**Compito scritto 1**
Elenca tutti i significati che il brano su Galiano attribuisce al verbo latino perficio.
**Compito scritto 2**
Rispondi a queste domande sul brano su Galiano:
(a) Da quale forma deriva la parola "rassegnazione"?
(b) Qual è il participio perfetto di perficio?
(c) Secondo il brano su Galiano, contro che cosa la rassegnazione è il più grande antidoto?
**Compito scritto 3**
Trascrivi senza alcuna modifica il tratto del brano su Galiano che va da "Secondo quanto scritto" fino a "possibilità di azione.".

**Brano selezionato**
────────────────

Secondo quanto scritto ne “L’arte di sbagliare alla grande ” di Galiano, la rassegnazione è il più grande antidoto contro l’ansia della libertà perché, pur assicurando un vago senso di calma, riduce ogni scenario possibile, immobilizza la volontà e blocca ogni possibilità di azione.

“Rassegnazione è una parola strana: viene da re-ad-signare e significa “ritornare al segno”, inteso come segno altrui. Chi si rassegna è chi si dispone al segno altrui, chi mette la propria volontà in mano alla volontà degli altri, abdicando alla propria. Quindi: chi rinuncia all’idea di avere il potere di influenzare il proprio destino.”

La perfezione, secondo Enrico Galiano

“Perfezione viene dal verbo latino perficio: un verbo che significa “compiere, completare, finire, fare completamente”. Perfectum è il participio perfetto, appunto, che vuol dire “fatto, compiuto, concluso”, nel senso proprio di “chiuso con” […]”

All’analisi etimologica del termine perfetto, Galiano (2020) aggiunge un appello rivolto ad ogni persona in ascolto:
“[…] E, infine, non preoccupatevi se non siete perfettamente quello che vorreste essere, perché la parola perfetto significa in realtà concluso, chiuso, finito.

────────────────

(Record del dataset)
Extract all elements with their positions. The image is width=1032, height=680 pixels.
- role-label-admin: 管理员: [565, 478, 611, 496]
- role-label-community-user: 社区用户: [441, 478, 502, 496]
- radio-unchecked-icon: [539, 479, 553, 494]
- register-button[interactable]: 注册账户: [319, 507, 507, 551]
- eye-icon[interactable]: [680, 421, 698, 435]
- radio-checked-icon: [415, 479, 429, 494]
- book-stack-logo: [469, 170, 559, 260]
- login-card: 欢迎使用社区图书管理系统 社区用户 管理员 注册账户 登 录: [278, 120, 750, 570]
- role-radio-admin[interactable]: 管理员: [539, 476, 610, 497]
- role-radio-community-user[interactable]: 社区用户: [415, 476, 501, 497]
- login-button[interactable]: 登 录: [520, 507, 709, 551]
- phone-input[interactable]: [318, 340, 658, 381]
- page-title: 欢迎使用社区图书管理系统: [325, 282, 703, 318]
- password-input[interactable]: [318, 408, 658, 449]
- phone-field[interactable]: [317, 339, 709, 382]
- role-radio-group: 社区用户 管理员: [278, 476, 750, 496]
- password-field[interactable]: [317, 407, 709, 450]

────────────────

**Risposta scritta 1**
compiere
completare
finire
fare completamente

**Risposta scritta 2**
(a) Da re-ad-signare.
(b) Perfectum.
(c) Contro l'ansia della libertà.

**Risposta scritta 3**
Secondo quanto scritto ne “L’arte di sbagliare alla grande ” di Galiano, la rassegnazione è il più grande antidoto contro l’ansia della libertà perché, pur assicurando un vago senso di calma, riduce ogni scenario possibile, immobilizza la volontà e blocca ogni possibilità di azione.